====== EXERCISE MATERIALS ======

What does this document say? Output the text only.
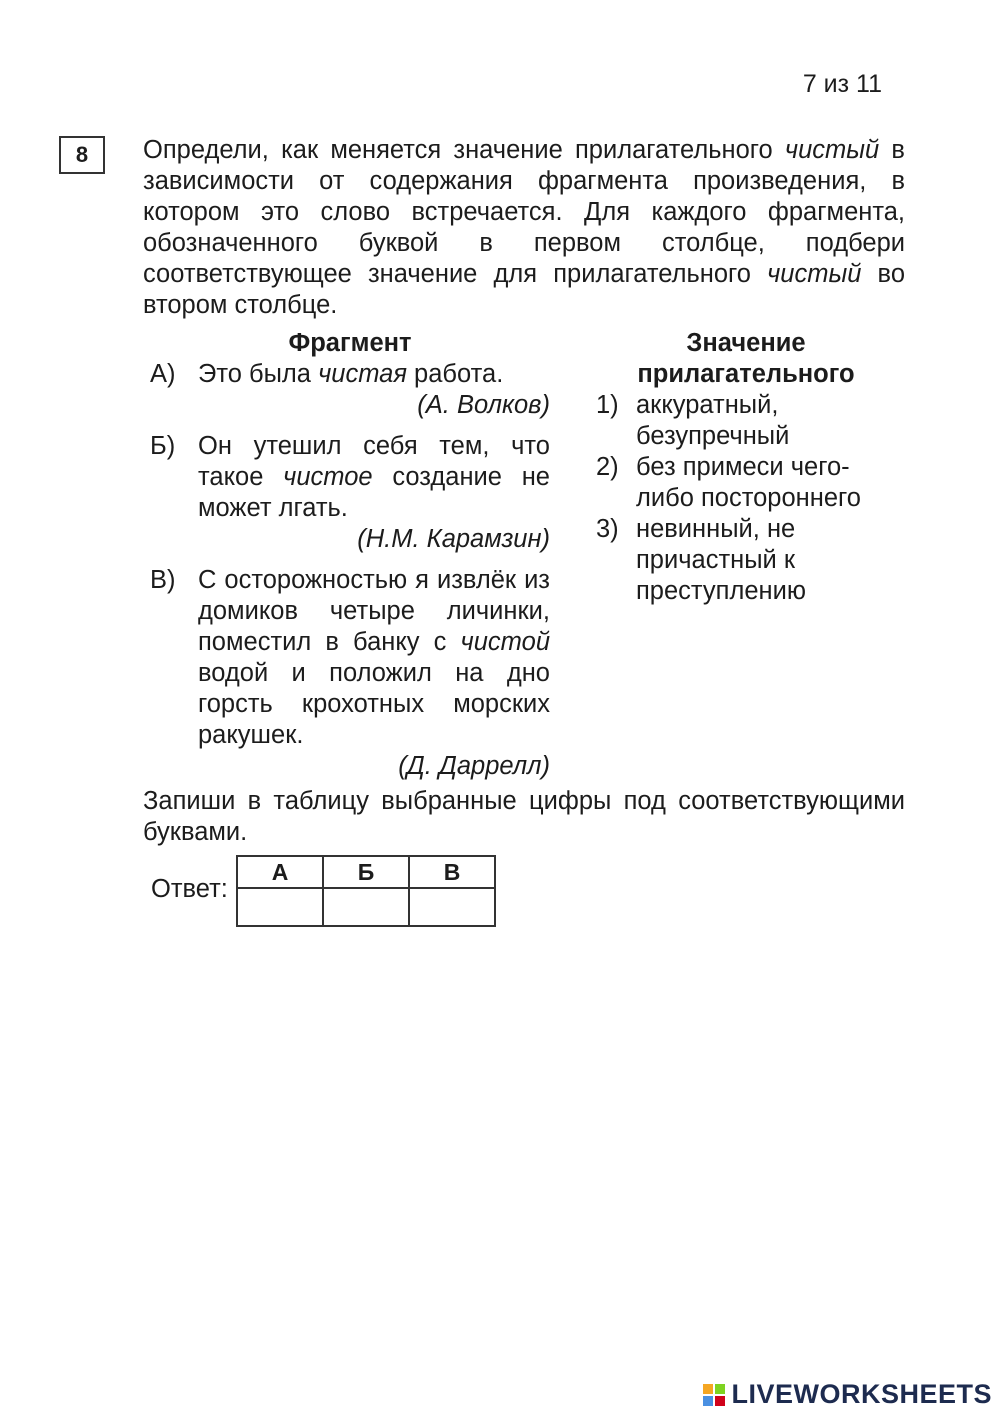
7 из 11
8 Определи, как меняется значение прилагательного чистый в зависимости от содержания фрагмента произведения, в котором это слово встречается. Для каждого фрагмента, обозначенного буквой в первом столбце, подбери соответствующее значение для прилагательного чистый во втором столбце.

Фрагмент
А) Это была чистая работа.
(А. Волков)
Б) Он утешил себя тем, что такое чистое создание не может лгать.
(Н.М. Карамзин)
В) С осторожностью я извлёк из домиков четыре личинки, поместил в банку с чистой водой и положил на дно горсть крохотных морских ракушек.
(Д. Даррелл)
Значение прилагательного
1) аккуратный, безупречный
2) без примеси чего-либо постороннего
3) невинный, не причастный к преступлению

Запиши в таблицу выбранные цифры под соответствующими буквами.

Ответ:
А	Б	В

LIVEWORKSHEETS
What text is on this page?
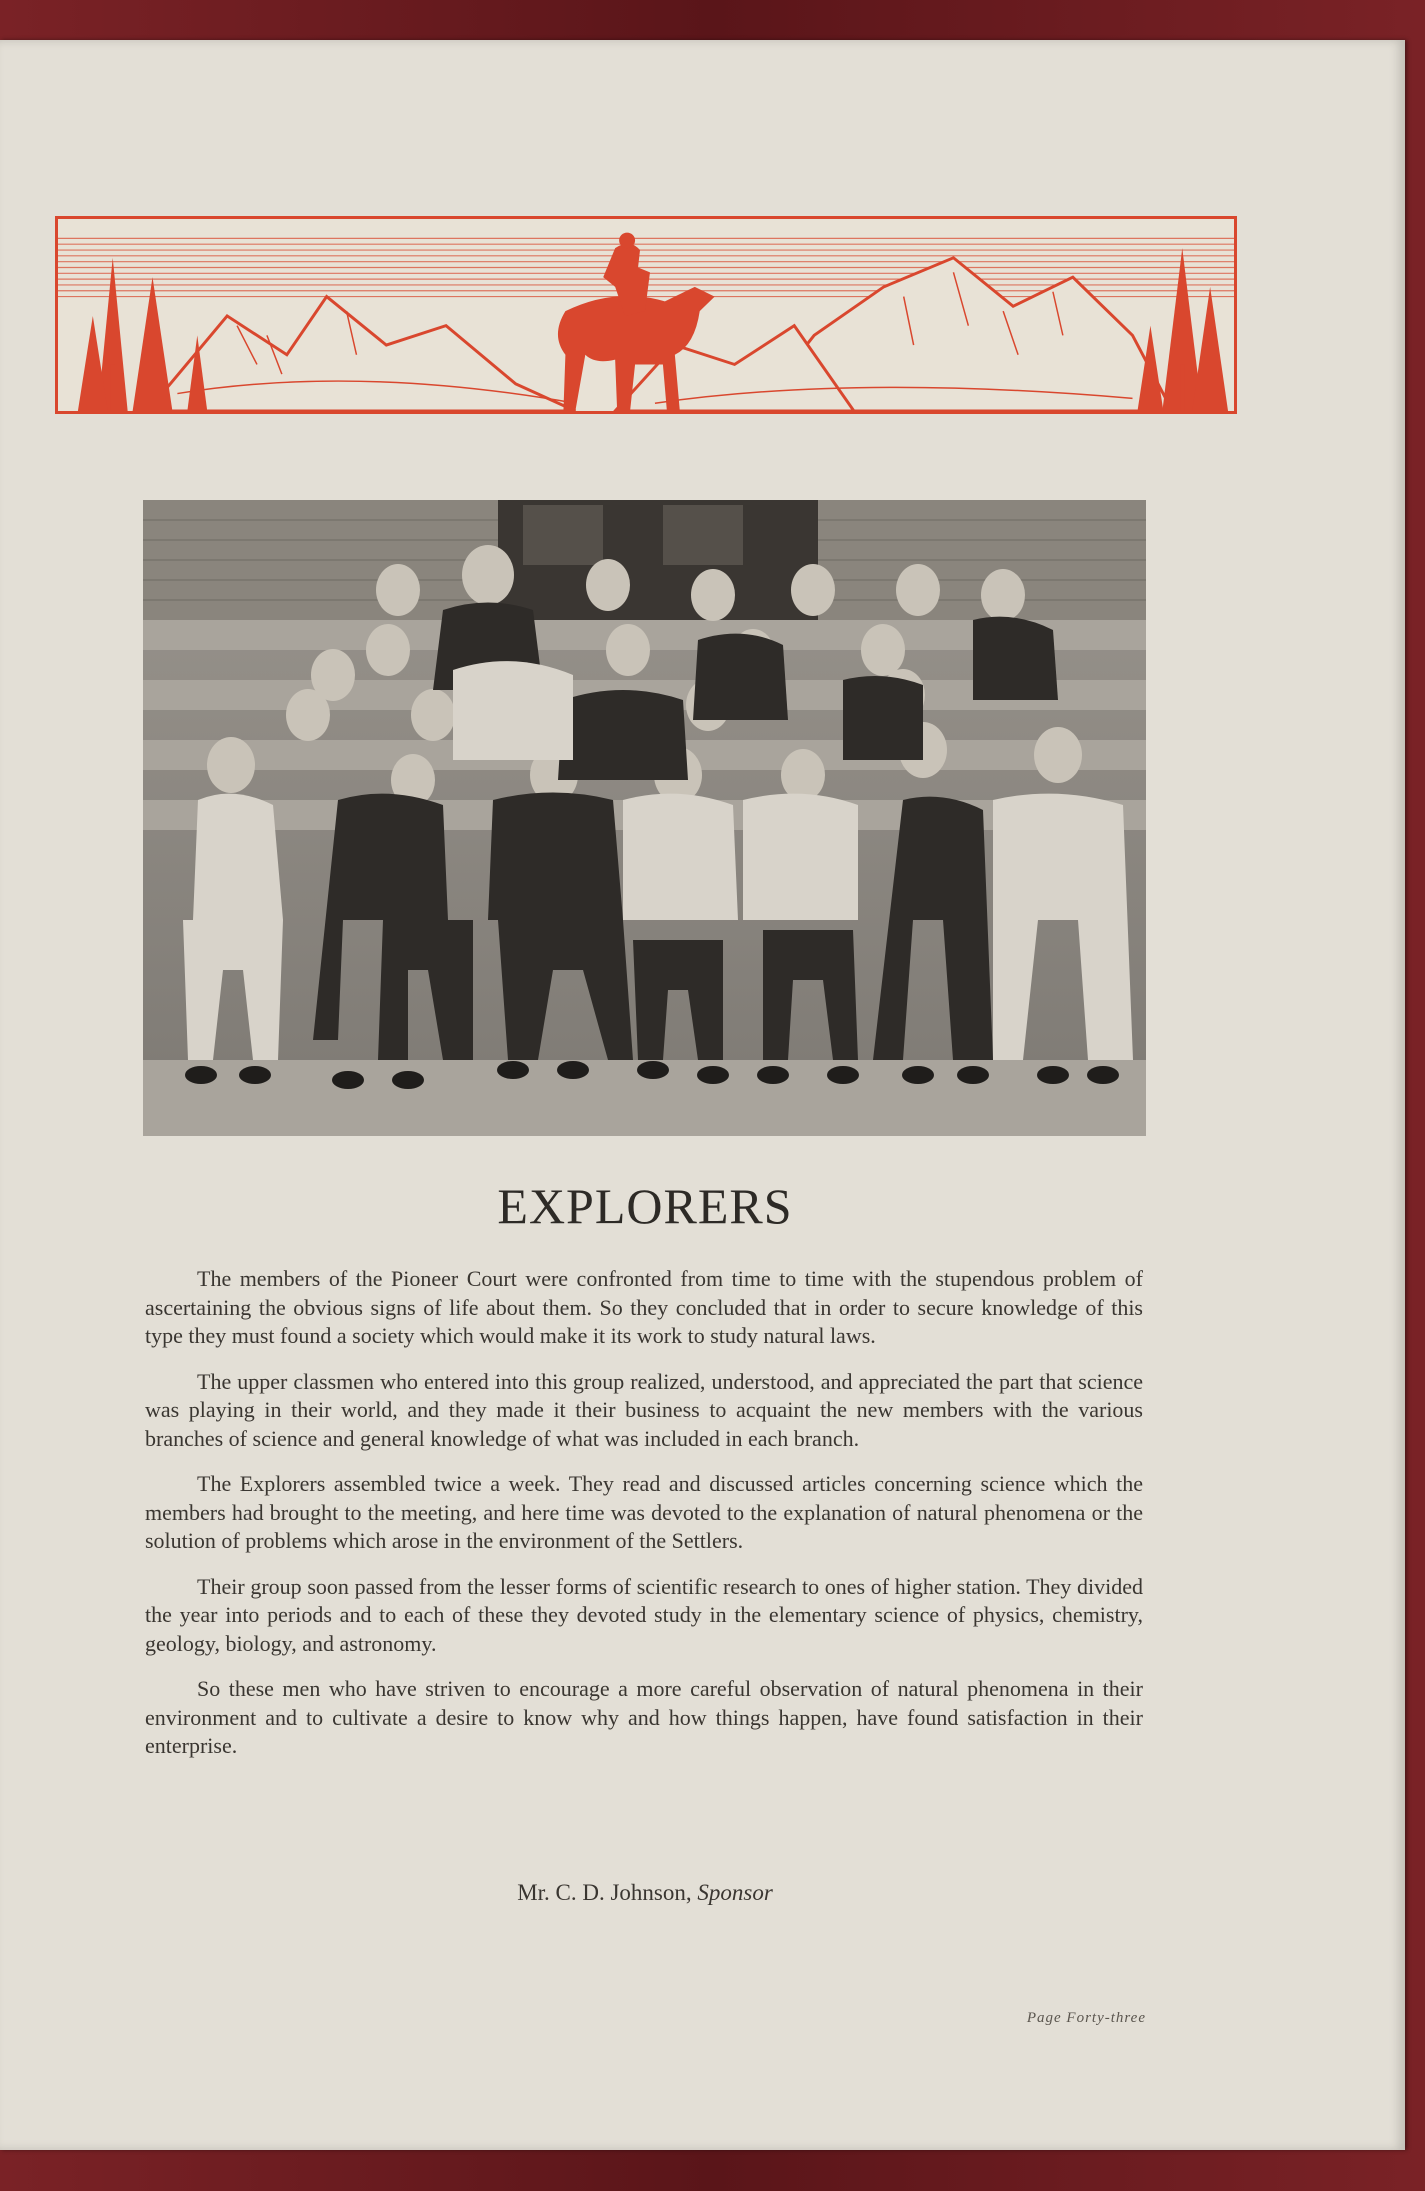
EXPLORERS

The members of the Pioneer Court were confronted from time to time with the stupendous problem of ascertaining the obvious signs of life about them. So they concluded that in order to secure knowledge of this type they must found a society which would make it its work to study natural laws.

The upper classmen who entered into this group realized, understood, and appreciated the part that science was playing in their world, and they made it their business to acquaint the new members with the various branches of science and general knowledge of what was included in each branch.

The Explorers assembled twice a week. They read and discussed articles concerning science which the members had brought to the meeting, and here time was devoted to the explanation of natural phenomena or the solution of problems which arose in the environment of the Settlers.

Their group soon passed from the lesser forms of scientific research to ones of higher station. They divided the year into periods and to each of these they devoted study in the elementary science of physics, chemistry, geology, biology, and astronomy.

So these men who have striven to encourage a more careful observation of natural phenomena in their environment and to cultivate a desire to know why and how things happen, have found satisfaction in their enterprise.

Mr. C. D. Johnson, Sponsor
Page Forty-three
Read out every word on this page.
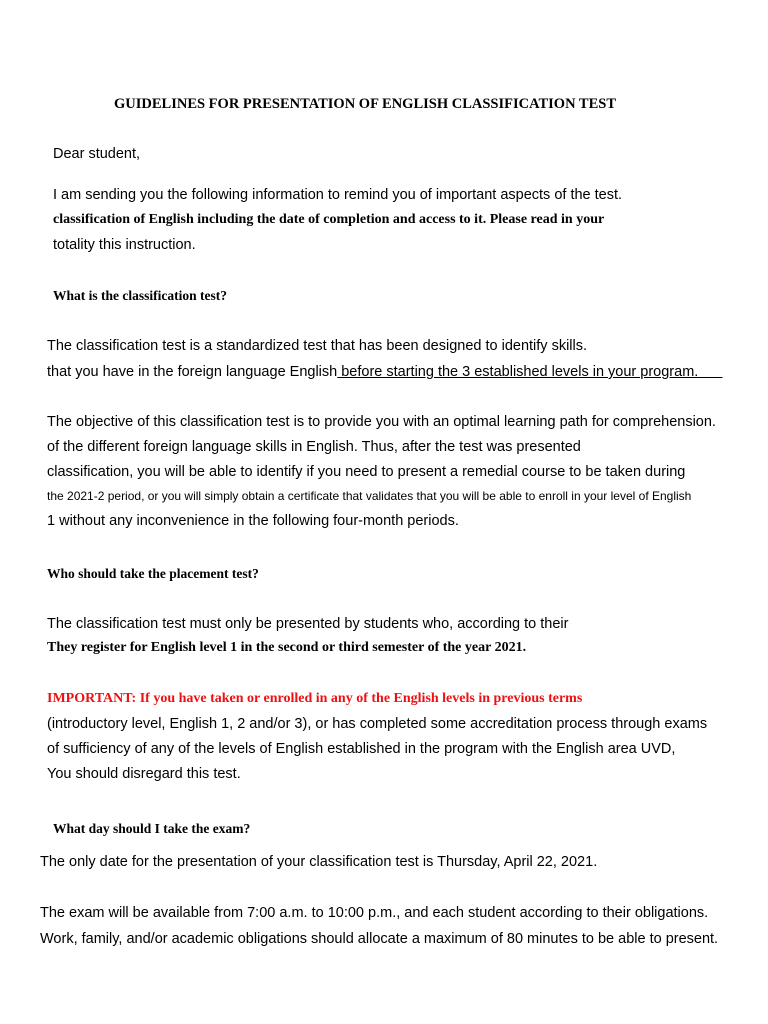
GUIDELINES FOR PRESENTATION OF ENGLISH CLASSIFICATION TEST

Dear student,

I am sending you the following information to remind you of important aspects of the test.

classification of English including the date of completion and access to it. Please read in your

totality this instruction.

What is the classification test?

The classification test is a standardized test that has been designed to identify skills.

that you have in the foreign language English before starting the 3 established levels in your program.

The objective of this classification test is to provide you with an optimal learning path for comprehension.

of the different foreign language skills in English. Thus, after the test was presented

classification, you will be able to identify if you need to present a remedial course to be taken during

the 2021-2 period, or you will simply obtain a certificate that validates that you will be able to enroll in your level of English

1 without any inconvenience in the following four-month periods.

Who should take the placement test?

The classification test must only be presented by students who, according to their

They register for English level 1 in the second or third semester of the year 2021.

IMPORTANT: If you have taken or enrolled in any of the English levels in previous terms

(introductory level, English 1, 2 and/or 3), or has completed some accreditation process through exams

of sufficiency of any of the levels of English established in the program with the English area UVD,

You should disregard this test.

What day should I take the exam?

The only date for the presentation of your classification test is Thursday, April 22, 2021.

The exam will be available from 7:00 a.m. to 10:00 p.m., and each student according to their obligations.

Work, family, and/or academic obligations should allocate a maximum of 80 minutes to be able to present.
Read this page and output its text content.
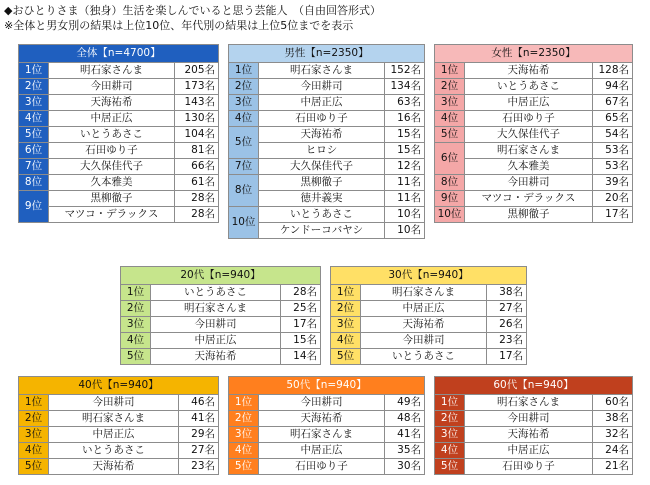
◆おひとりさま（独身）生活を楽しんでいると思う芸能人　（自由回答形式）
※全体と男女別の結果は上位10位、年代別の結果は上位5位までを表示
全体【n=4700】		
1位	明石家さんま	205名
2位	今田耕司	173名
3位	天海祐希	143名
4位	中居正広	130名
5位	いとうあさこ	104名
6位	石田ゆり子	81名
7位	大久保佳代子	66名
8位	久本雅美	61名
9位	黒柳徹子	28名
	マツコ・デラックス	28名
男性【n=2350】		
1位	明石家さんま	152名
2位	今田耕司	134名
3位	中居正広	63名
4位	石田ゆり子	16名
5位	天海祐希	15名
	ヒロシ	15名
7位	大久保佳代子	12名
8位	黒柳徹子	11名
	徳井義実	11名
10位	いとうあさこ	10名
	ケンドーコバヤシ	10名
女性【n=2350】		
1位	天海祐希	128名
2位	いとうあさこ	94名
3位	中居正広	67名
4位	石田ゆり子	65名
5位	大久保佳代子	54名
6位	明石家さんま	53名
	久本雅美	53名
8位	今田耕司	39名
9位	マツコ・デラックス	20名
10位	黒柳徹子	17名
20代【n=940】		
1位	いとうあさこ	28名
2位	明石家さんま	25名
3位	今田耕司	17名
4位	中居正広	15名
5位	天海祐希	14名
30代【n=940】		
1位	明石家さんま	38名
2位	中居正広	27名
3位	天海祐希	26名
4位	今田耕司	23名
5位	いとうあさこ	17名
40代【n=940】		
1位	今田耕司	46名
2位	明石家さんま	41名
3位	中居正広	29名
4位	いとうあさこ	27名
5位	天海祐希	23名
50代【n=940】		
1位	今田耕司	49名
2位	天海祐希	48名
3位	明石家さんま	41名
4位	中居正広	35名
5位	石田ゆり子	30名
60代【n=940】		
1位	明石家さんま	60名
2位	今田耕司	38名
3位	天海祐希	32名
4位	中居正広	24名
5位	石田ゆり子	21名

======

**EXERCISE INSTRUCTIONS:**
Your output should consist solely of the lines from the line containing "Read this page and output its text content." through the last line of the entries, verbatim, minus any pictures.

**WRITTEN RESPONSE:**
Read this page and output its text content.
◆おひとりさま（独身）生活を楽しんでいると思う芸能人　（自由回答形式）
※全体と男女別の結果は上位10位、年代別の結果は上位5位までを表示
全体【n=4700】		
1位	明石家さんま	205名
2位	今田耕司	173名
3位	天海祐希	143名
4位	中居正広	130名
5位	いとうあさこ	104名
6位	石田ゆり子	81名
7位	大久保佳代子	66名
8位	久本雅美	61名
9位	黒柳徹子	28名
	マツコ・デラックス	28名
男性【n=2350】		
1位	明石家さんま	152名
2位	今田耕司	134名
3位	中居正広	63名
4位	石田ゆり子	16名
5位	天海祐希	15名
	ヒロシ	15名
7位	大久保佳代子	12名
8位	黒柳徹子	11名
	徳井義実	11名
10位	いとうあさこ	10名
	ケンドーコバヤシ	10名
女性【n=2350】		
1位	天海祐希	128名
2位	いとうあさこ	94名
3位	中居正広	67名
4位	石田ゆり子	65名
5位	大久保佳代子	54名
6位	明石家さんま	53名
	久本雅美	53名
8位	今田耕司	39名
9位	マツコ・デラックス	20名
10位	黒柳徹子	17名
20代【n=940】		
1位	いとうあさこ	28名
2位	明石家さんま	25名
3位	今田耕司	17名
4位	中居正広	15名
5位	天海祐希	14名
30代【n=940】		
1位	明石家さんま	38名
2位	中居正広	27名
3位	天海祐希	26名
4位	今田耕司	23名
5位	いとうあさこ	17名
40代【n=940】		
1位	今田耕司	46名
2位	明石家さんま	41名
3位	中居正広	29名
4位	いとうあさこ	27名
5位	天海祐希	23名
50代【n=940】		
1位	今田耕司	49名
2位	天海祐希	48名
3位	明石家さんま	41名
4位	中居正広	35名
5位	石田ゆり子	30名
60代【n=940】		
1位	明石家さんま	60名
2位	今田耕司	38名
3位	天海祐希	32名
4位	中居正広	24名
5位	石田ゆり子	21名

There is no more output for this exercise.